- **Problem details**: Among the lines below, count those with "tuyến". Give the total alone.

--- BEGIN Provided material ---

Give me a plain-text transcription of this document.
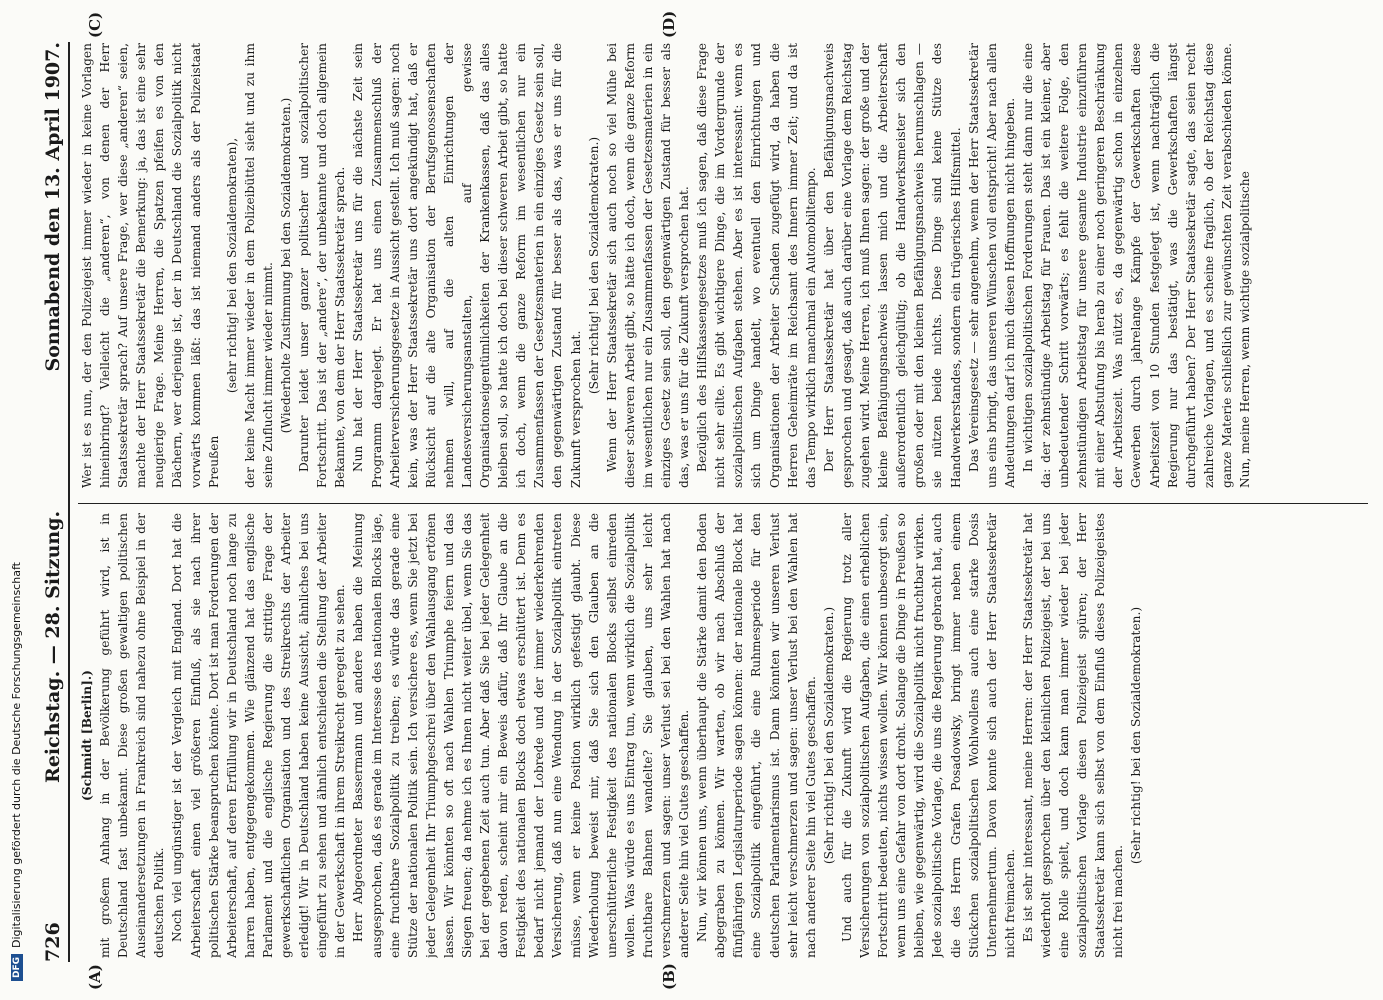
726
Reichstag. — 28. Sitzung.
Sonnabend den 13. April 1907.
(A)	(B)
(C)	(D)

(Schmidt [Berlin].) mit großem Anhang in der Bevölkerung geführt wird, ist in Deutschland fast unbekannt. Diese großen gewaltigen politischen Auseinandersetzungen in Frankreich sind nahezu ohne Beispiel in der deutschen Politik. Noch viel ungünstiger ist der Vergleich mit England. Dort hat die Arbeiterschaft einen viel größeren Einfluß, als sie nach ihrer politischen Stärke beanspruchen könnte. Dort ist man Forderungen der Arbeiterschaft, auf deren Erfüllung wir in Deutschland noch lange zu harren haben, entgegengekommen. Wie glänzend hat das englische Parlament und die englische Regierung die strittige Frage der gewerkschaftlichen Organisation und des Streikrechts der Arbeiter erledigt! Wir in Deutschland haben keine Aussicht, ähnliches bei uns eingeführt zu sehen und ähnlich entschieden die Stellung der Arbeiter in der Gewerkschaft in ihrem Streikrecht geregelt zu sehen. Herr Abgeordneter Bassermann und andere haben die Meinung ausgesprochen, daß es gerade im Interesse des nationalen Blocks läge, eine fruchtbare Sozialpolitik zu treiben; es würde das gerade eine Stütze der nationalen Politik sein. Ich versichere es, wenn Sie jetzt bei jeder Gelegenheit Ihr Triumphgeschrei über den Wahlausgang ertönen lassen. Wir könnten so oft nach Wahlen Triumphe feiern und das Siegen freuen; da nehme ich es Ihnen nicht weiter übel, wenn Sie das bei der gegebenen Zeit auch tun. Aber daß Sie bei jeder Gelegenheit davon reden, scheint mir ein Beweis dafür, daß Ihr Glaube an die Festigkeit des nationalen Blocks doch etwas erschüttert ist. Denn es bedarf nicht jemand der Lobrede und der immer wiederkehrenden Versicherung, daß nun eine Wendung in der Sozialpolitik eintreten müsse, wenn er keine Position wirklich gefestigt glaubt. Diese Wiederholung beweist mir, daß Sie sich den Glauben an die unerschütterliche Festigkeit des nationalen Blocks selbst einreden wollen. Was würde es uns Eintrag tun, wenn wirklich die Sozialpolitik fruchtbare Bahnen wandelte? Sie glauben, uns sehr leicht verschmerzen und sagen: unser Verlust sei bei den Wahlen hat nach anderer Seite hin viel Gutes geschaffen. Nun, wir können uns, wenn überhaupt die Stärke damit den Boden abgegraben zu können. Wir warten, ob wir nach Abschluß der fünfjährigen Legislaturperiode sagen können: der nationale Block hat eine Sozialpolitik eingeführt, die eine Ruhmesperiode für den deutschen Parlamentarismus ist. Dann könnten wir unseren Verlust sehr leicht verschmerzen und sagen: unser Verlust bei den Wahlen hat nach anderer Seite hin viel Gutes geschaffen. (Sehr richtig! bei den Sozialdemokraten.) Und auch für die Zukunft wird die Regierung trotz aller Versicherungen von sozialpolitischen Aufgaben, die einen erheblichen Fortschritt bedeuten, nichts wissen wollen. Wir können unbesorgt sein, wenn uns eine Gefahr von dort droht. Solange die Dinge in Preußen so bleiben, wie gegenwärtig, wird die Sozialpolitik nicht fruchtbar wirken. Jede sozialpolitische Vorlage, die uns die Regierung gebracht hat, auch die des Herrn Grafen Posadowsky, bringt immer neben einem Stückchen sozialpolitischen Wohlwollens auch eine starke Dosis Unternehmertum. Davon konnte sich auch der Herr Staatssekretär nicht freimachen. Es ist sehr interessant, meine Herren: der Herr Staatssekretär hat wiederholt gesprochen über den kleinlichen Polizeigeist, der bei uns eine Rolle spielt, und doch kann man immer wieder bei jeder sozialpolitischen Vorlage diesen Polizeigeist spüren; der Herr Staatssekretär kann sich selbst von dem Einfluß dieses Polizeigeistes nicht frei machen.

(Sehr richtig! bei den Sozialdemokraten.)

Wer ist es nun, der den Polizeigeist immer wieder in keine Vorlagen hineinbringt? Vielleicht die „anderen“, von denen der Herr Staatssekretär sprach? Auf unsere Frage, wer diese „anderen“ seien, machte der Herr Staatssekretär die Bemerkung: ja, das ist eine sehr neugierige Frage. Meine Herren, die Spatzen pfeifen es von den Dächern, wer derjenige ist, der in Deutschland die Sozialpolitik nicht vorwärts kommen läßt: das ist niemand anders als der Polizeistaat Preußen

(sehr richtig! bei den Sozialdemokraten), der keine Macht immer wieder in dem Polizeibüttel sieht und zu ihm seine Zuflucht immer wieder nimmt. (Wiederholte Zustimmung bei den Sozialdemokraten.) Darunter leidet unser ganzer politischer und sozialpolitischer Fortschritt. Das ist der „andere“, der unbekannte und doch allgemein Bekannte, von dem der Herr Staatssekretär sprach. Nun hat der Herr Staatssekretär uns für die nächste Zeit sein Programm dargelegt. Er hat uns einen Zusammenschluß der Arbeiterversicherungsgesetze in Aussicht gestellt. Ich muß sagen: noch kein, was der Herr Staatssekretär uns dort angekündigt hat, daß er Rücksicht auf die alte Organisation der Berufsgenossenschaften nehmen will, auf die alten Einrichtungen der Landesversicherungsanstalten, auf gewisse Organisationseigentümlichkeiten der Krankenkassen, daß das alles bleiben soll, so hatte ich doch bei dieser schweren Arbeit gibt, so hatte ich doch, wenn die ganze Reform im wesentlichen nur ein Zusammenfassen der Gesetzesmaterien in ein einziges Gesetz sein soll, den gegenwärtigen Zustand für besser als das, was er uns für die Zukunft versprochen hat.

(Sehr richtig! bei den Sozialdemokraten.) Wenn der Herr Staatssekretär sich auch noch so viel Mühe bei dieser schweren Arbeit gibt, so hätte ich doch, wenn die ganze Reform im wesentlichen nur ein Zusammenfassen der Gesetzesmaterien in ein einziges Gesetz sein soll, den gegenwärtigen Zustand für besser als das, was er uns für die Zukunft versprochen hat. Bezüglich des Hilfskassengesetzes muß ich sagen, daß diese Frage nicht sehr eilte. Es gibt wichtigere Dinge, die im Vordergrunde der sozialpolitischen Aufgaben stehen. Aber es ist interessant: wenn es sich um Dinge handelt, wo eventuell den Einrichtungen und Organisationen der Arbeiter Schaden zugefügt wird, da haben die Herren Geheimräte im Reichsamt des Innern immer Zeit; und da ist das Tempo wirklich manchmal ein Automobiltempo. Der Herr Staatssekretär hat über den Befähigungsnachweis gesprochen und gesagt, daß auch darüber eine Vorlage dem Reichstag zugehen wird. Meine Herren, ich muß Ihnen sagen: der große und der kleine Befähigungsnachweis lassen mich und die Arbeiterschaft außerordentlich gleichgültig; ob die Handwerksmeister sich den großen oder mit den kleinen Befähigungsnachweis herumschlagen — sie nützen beide nichts. Diese Dinge sind keine Stütze des Handwerkerstandes, sondern ein trügerisches Hilfsmittel. Das Vereinsgesetz — sehr angenehm, wenn der Herr Staatssekretär uns eins bringt, das unseren Wünschen voll entspricht! Aber nach allen Andeutungen darf ich mich diesen Hoffnungen nicht hingeben. In wichtigen sozialpolitischen Forderungen steht dann nur die eine da: der zehnstündige Arbeitstag für Frauen. Das ist ein kleiner, aber unbedeutender Schritt vorwärts; es fehlt die weitere Folge, den zehnstündigen Arbeitstag für unsere gesamte Industrie einzuführen mit einer Abstufung bis herab zu einer noch geringeren Beschränkung der Arbeitszeit. Was nützt es, da gegenwärtig schon in einzelnen Gewerben durch jahrelange Kämpfe der Gewerkschaften diese Arbeitszeit von 10 Stunden festgelegt ist, wenn nachträglich die Regierung nur das bestätigt, was die Gewerkschaften längst durchgeführt haben? Der Herr Staatssekretär sagte, das seien recht zahlreiche Vorlagen, und es scheine fraglich, ob der Reichstag diese ganze Materie schließlich zur gewünschten Zeit verabschieden könne. Nun, meine Herren, wenn wichtige sozialpolitische

DFG
Digitalisierung gefördert durch die Deutsche Forschungsgemeinschaft
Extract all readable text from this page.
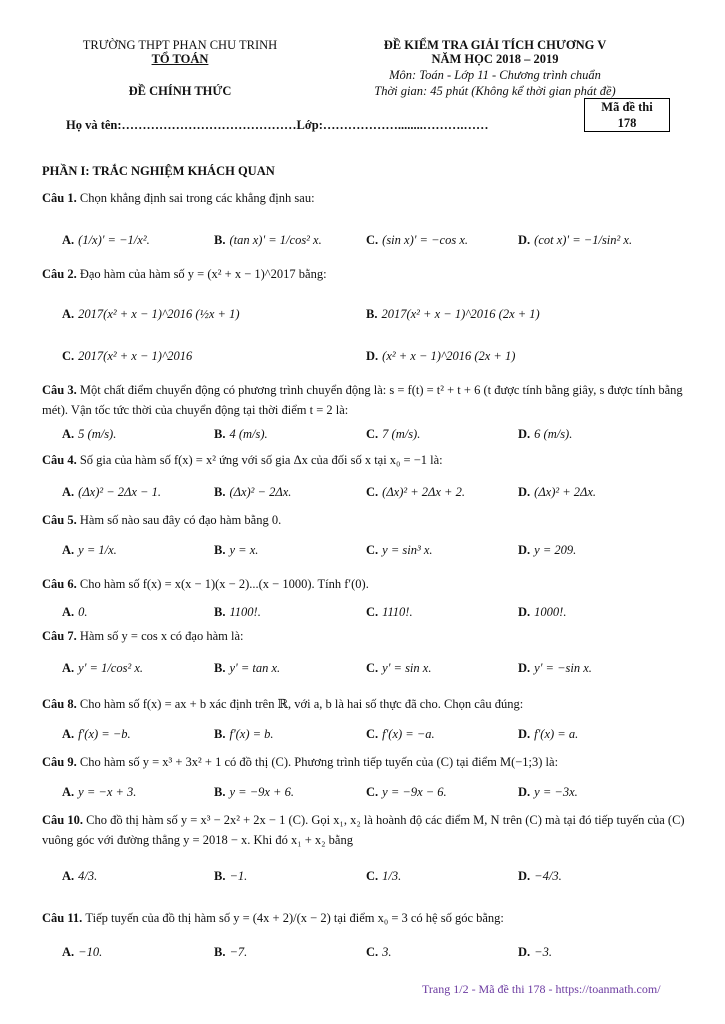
TRƯỜNG THPT PHAN CHU TRINH
TỔ TOÁN
ĐỀ CHÍNH THỨC
ĐỀ KIỂM TRA GIẢI TÍCH CHƯƠNG V
NĂM HỌC 2018 – 2019
Môn: Toán - Lớp 11 - Chương trình chuẩn
Thời gian: 45 phút (Không kể thời gian phát đề)
Mã đề thi
178
Họ và tên:……………………………………Lớp:………………........……….……
PHẦN I: TRẮC NGHIỆM KHÁCH QUAN
Câu 1. Chọn khẳng định sai trong các khẳng định sau:
A. (1/x)' = −1/x².	B. (tan x)' = 1/cos² x.	C. (sin x)' = −cos x.	D. (cot x)' = −1/sin² x.
Câu 2. Đạo hàm của hàm số y = (x² + x − 1)^2017 bằng:
A. 2017(x² + x − 1)^2016 (½x + 1)	B. 2017(x² + x − 1)^2016 (2x + 1)
C. 2017(x² + x − 1)^2016	D. (x² + x − 1)^2016 (2x + 1)
Câu 3. Một chất điểm chuyển động có phương trình chuyển động là: s = f(t) = t² + t + 6 (t được tính bằng giây, s được tính bằng mét). Vận tốc tức thời của chuyển động tại thời điểm t = 2 là:
A. 5 (m/s).	B. 4 (m/s).	C. 7 (m/s).	D. 6 (m/s).
Câu 4. Số gia của hàm số f(x) = x² ứng với số gia Δx của đối số x tại x₀ = −1 là:
A. (Δx)² − 2Δx − 1.	B. (Δx)² − 2Δx.	C. (Δx)² + 2Δx + 2.	D. (Δx)² + 2Δx.
Câu 5. Hàm số nào sau đây có đạo hàm bằng 0.
A. y = 1/x.	B. y = x.	C. y = sin³ x.	D. y = 209.
Câu 6. Cho hàm số f(x) = x(x − 1)(x − 2)...(x − 1000). Tính f′(0).
A. 0.	B. 1100!.	C. 1110!.	D. 1000!.
Câu 7. Hàm số y = cos x có đạo hàm là:
A. y' = 1/cos² x.	B. y' = tan x.	C. y' = sin x.	D. y' = −sin x.
Câu 8. Cho hàm số f(x) = ax + b xác định trên ℝ, với a, b là hai số thực đã cho. Chọn câu đúng:
A. f'(x) = −b.	B. f'(x) = b.	C. f'(x) = −a.	D. f'(x) = a.
Câu 9. Cho hàm số y = x³ + 3x² + 1 có đồ thị (C). Phương trình tiếp tuyến của (C) tại điểm M(−1;3) là:
A. y = −x + 3.	B. y = −9x + 6.	C. y = −9x − 6.	D. y = −3x.
Câu 10. Cho đồ thị hàm số y = x³ − 2x² + 2x − 1 (C). Gọi x₁, x₂ là hoành độ các điểm M, N trên (C) mà tại đó tiếp tuyến của (C) vuông góc với đường thẳng y = 2018 − x. Khi đó x₁ + x₂ bằng
A. 4/3.	B. −1.	C. 1/3.	D. −4/3.
Câu 11. Tiếp tuyến của đồ thị hàm số y = (4x + 2)/(x − 2) tại điểm x₀ = 3 có hệ số góc bằng:
A. −10.	B. −7.	C. 3.	D. −3.
Trang 1/2 - Mã đề thi 178 - https://toanmath.com/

--- END Provided material ---

- **Response to this exercise**: 3